··· DATA PROVIDED ···

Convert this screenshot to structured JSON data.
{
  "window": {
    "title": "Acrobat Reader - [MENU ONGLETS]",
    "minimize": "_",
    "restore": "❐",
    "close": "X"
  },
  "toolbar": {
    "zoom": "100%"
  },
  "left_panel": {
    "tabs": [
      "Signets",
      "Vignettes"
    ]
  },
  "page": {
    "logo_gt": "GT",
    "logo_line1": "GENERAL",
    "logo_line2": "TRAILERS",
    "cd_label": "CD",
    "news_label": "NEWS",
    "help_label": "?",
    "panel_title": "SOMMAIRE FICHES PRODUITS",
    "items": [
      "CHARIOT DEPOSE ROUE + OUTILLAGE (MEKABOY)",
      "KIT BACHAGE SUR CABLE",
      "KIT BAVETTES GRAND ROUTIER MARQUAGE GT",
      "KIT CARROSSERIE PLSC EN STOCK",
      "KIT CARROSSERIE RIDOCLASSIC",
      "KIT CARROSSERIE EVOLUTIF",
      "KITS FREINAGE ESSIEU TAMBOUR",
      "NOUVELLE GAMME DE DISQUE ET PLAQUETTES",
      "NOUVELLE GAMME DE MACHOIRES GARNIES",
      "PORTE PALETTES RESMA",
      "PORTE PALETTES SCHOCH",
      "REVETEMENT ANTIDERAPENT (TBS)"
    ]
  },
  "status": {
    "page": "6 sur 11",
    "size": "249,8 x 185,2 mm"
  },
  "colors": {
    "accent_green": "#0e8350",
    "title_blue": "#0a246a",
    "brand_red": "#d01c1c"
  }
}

···

■ INSTRUCTION:
Write down every line of the data exactly as it appears above.

■ FINAL ANSWER:
Convert this screenshot to structured JSON data.
{
  "window": {
    "title": "Acrobat Reader - [MENU ONGLETS]",
    "minimize": "_",
    "restore": "❐",
    "close": "X"
  },
  "toolbar": {
    "zoom": "100%"
  },
  "left_panel": {
    "tabs": [
      "Signets",
      "Vignettes"
    ]
  },
  "page": {
    "logo_gt": "GT",
    "logo_line1": "GENERAL",
    "logo_line2": "TRAILERS",
    "cd_label": "CD",
    "news_label": "NEWS",
    "help_label": "?",
    "panel_title": "SOMMAIRE FICHES PRODUITS",
    "items": [
      "CHARIOT DEPOSE ROUE + OUTILLAGE (MEKABOY)",
      "KIT BACHAGE SUR CABLE",
      "KIT BAVETTES GRAND ROUTIER MARQUAGE GT",
      "KIT CARROSSERIE PLSC EN STOCK",
      "KIT CARROSSERIE RIDOCLASSIC",
      "KIT CARROSSERIE EVOLUTIF",
      "KITS FREINAGE ESSIEU TAMBOUR",
      "NOUVELLE GAMME DE DISQUE ET PLAQUETTES",
      "NOUVELLE GAMME DE MACHOIRES GARNIES",
      "PORTE PALETTES RESMA",
      "PORTE PALETTES SCHOCH",
      "REVETEMENT ANTIDERAPENT (TBS)"
    ]
  },
  "status": {
    "page": "6 sur 11",
    "size": "249,8 x 185,2 mm"
  },
  "colors": {
    "accent_green": "#0e8350",
    "title_blue": "#0a246a",
    "brand_red": "#d01c1c"
  }
}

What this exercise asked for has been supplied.